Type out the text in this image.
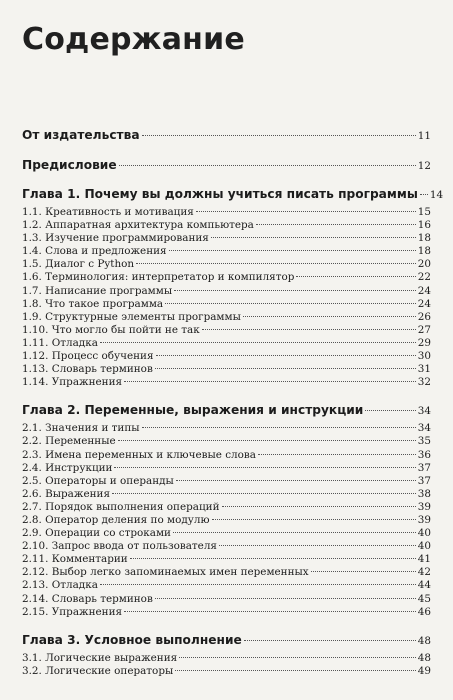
Содержание
От издательства	11
Предисловие	12
Глава 1. Почему вы должны учиться писать программы 14
1.1. Креативность и мотивация	15
1.2. Аппаратная архитектура компьютера	16
1.3. Изучение программирования	18
1.4. Слова и предложения	18
1.5. Диалог с Python	20
1.6. Терминология: интерпретатор и компилятор	22
1.7. Написание программы	24
1.8. Что такое программа	24
1.9. Структурные элементы программы	26
1.10. Что могло бы пойти не так	27
1.11. Отладка	29
1.12. Процесс обучения	30
1.13. Словарь терминов	31
1.14. Упражнения	32
Глава 2. Переменные, выражения и инструкции	34
2.1. Значения и типы	34
2.2. Переменные	35
2.3. Имена переменных и ключевые слова	36
2.4. Инструкции	37
2.5. Операторы и операнды	37
2.6. Выражения	38
2.7. Порядок выполнения операций	39
2.8. Оператор деления по модулю	39
2.9. Операции со строками	40
2.10. Запрос ввода от пользователя	40
2.11. Комментарии	41
2.12. Выбор легко запоминаемых имен переменных	42
2.13. Отладка	44
2.14. Словарь терминов	45
2.15. Упражнения	46
Глава 3. Условное выполнение	48
3.1. Логические выражения	48
3.2. Логические операторы	49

What to produce
All entries must be written out again exactly as given, with no pictures in the copy.

Answer to the exercise
Type out the text in this image.
Содержание
От издательства	11
Предисловие	12
Глава 1. Почему вы должны учиться писать программы 14
1.1. Креативность и мотивация	15
1.2. Аппаратная архитектура компьютера	16
1.3. Изучение программирования	18
1.4. Слова и предложения	18
1.5. Диалог с Python	20
1.6. Терминология: интерпретатор и компилятор	22
1.7. Написание программы	24
1.8. Что такое программа	24
1.9. Структурные элементы программы	26
1.10. Что могло бы пойти не так	27
1.11. Отладка	29
1.12. Процесс обучения	30
1.13. Словарь терминов	31
1.14. Упражнения	32
Глава 2. Переменные, выражения и инструкции	34
2.1. Значения и типы	34
2.2. Переменные	35
2.3. Имена переменных и ключевые слова	36
2.4. Инструкции	37
2.5. Операторы и операнды	37
2.6. Выражения	38
2.7. Порядок выполнения операций	39
2.8. Оператор деления по модулю	39
2.9. Операции со строками	40
2.10. Запрос ввода от пользователя	40
2.11. Комментарии	41
2.12. Выбор легко запоминаемых имен переменных	42
2.13. Отладка	44
2.14. Словарь терминов	45
2.15. Упражнения	46
Глава 3. Условное выполнение	48
3.1. Логические выражения	48
3.2. Логические операторы	49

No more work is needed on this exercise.